• _WRITTEN EXERCISE_
Answer with nothing except the number of lines that contain the word "acqua".

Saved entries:
* * *
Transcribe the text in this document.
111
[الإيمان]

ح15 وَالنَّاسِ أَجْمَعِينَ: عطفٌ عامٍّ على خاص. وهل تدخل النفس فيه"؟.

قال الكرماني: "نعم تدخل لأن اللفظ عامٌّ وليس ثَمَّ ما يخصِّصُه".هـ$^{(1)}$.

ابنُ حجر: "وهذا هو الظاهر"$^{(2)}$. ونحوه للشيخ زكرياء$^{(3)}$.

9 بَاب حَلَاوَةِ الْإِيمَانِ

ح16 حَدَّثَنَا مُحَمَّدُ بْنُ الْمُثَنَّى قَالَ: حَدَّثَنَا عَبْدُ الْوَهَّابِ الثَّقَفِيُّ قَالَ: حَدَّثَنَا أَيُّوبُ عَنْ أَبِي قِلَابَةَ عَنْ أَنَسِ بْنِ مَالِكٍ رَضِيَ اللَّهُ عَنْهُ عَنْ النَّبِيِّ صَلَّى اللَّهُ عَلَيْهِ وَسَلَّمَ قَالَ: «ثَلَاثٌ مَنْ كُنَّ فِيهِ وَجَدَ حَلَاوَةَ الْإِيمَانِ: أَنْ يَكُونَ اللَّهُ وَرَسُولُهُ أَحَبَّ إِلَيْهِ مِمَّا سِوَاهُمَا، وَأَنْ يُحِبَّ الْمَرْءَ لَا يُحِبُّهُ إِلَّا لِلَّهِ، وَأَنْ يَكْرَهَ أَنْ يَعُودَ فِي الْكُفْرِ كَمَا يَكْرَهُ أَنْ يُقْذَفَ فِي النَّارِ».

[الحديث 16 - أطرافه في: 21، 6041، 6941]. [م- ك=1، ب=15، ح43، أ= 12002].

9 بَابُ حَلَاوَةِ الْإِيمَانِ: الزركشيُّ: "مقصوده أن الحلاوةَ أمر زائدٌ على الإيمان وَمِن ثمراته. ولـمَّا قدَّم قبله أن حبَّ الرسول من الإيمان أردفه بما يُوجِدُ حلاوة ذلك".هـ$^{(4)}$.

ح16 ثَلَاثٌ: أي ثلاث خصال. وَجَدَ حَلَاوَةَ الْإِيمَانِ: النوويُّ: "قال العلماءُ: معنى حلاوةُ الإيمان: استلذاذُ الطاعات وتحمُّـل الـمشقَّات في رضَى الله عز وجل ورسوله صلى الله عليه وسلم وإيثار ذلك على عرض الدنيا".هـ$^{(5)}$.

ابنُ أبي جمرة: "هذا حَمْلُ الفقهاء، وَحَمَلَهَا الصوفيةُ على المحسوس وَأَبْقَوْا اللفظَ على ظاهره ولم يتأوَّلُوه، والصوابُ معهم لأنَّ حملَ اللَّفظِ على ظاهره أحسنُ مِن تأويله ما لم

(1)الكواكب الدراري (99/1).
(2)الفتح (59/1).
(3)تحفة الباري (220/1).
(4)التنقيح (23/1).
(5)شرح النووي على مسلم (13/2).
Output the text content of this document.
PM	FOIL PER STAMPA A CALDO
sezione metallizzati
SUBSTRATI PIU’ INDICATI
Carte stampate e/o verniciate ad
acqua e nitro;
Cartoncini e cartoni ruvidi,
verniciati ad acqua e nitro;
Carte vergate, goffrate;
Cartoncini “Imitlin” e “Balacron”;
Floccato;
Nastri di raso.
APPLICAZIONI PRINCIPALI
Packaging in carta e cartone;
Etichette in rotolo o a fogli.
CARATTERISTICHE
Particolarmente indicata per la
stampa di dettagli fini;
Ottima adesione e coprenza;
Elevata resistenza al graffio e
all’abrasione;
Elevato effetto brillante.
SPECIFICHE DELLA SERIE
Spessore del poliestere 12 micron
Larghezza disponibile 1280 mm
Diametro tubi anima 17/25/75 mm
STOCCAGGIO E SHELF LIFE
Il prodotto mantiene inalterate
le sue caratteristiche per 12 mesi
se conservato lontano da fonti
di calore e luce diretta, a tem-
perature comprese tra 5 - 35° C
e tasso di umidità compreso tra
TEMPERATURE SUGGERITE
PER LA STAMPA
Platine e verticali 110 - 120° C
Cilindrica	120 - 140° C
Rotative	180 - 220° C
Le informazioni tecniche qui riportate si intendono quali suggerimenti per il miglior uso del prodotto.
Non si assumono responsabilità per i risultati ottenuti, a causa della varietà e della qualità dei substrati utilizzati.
* * *
• _RESULT OF THE EXERCISE_
2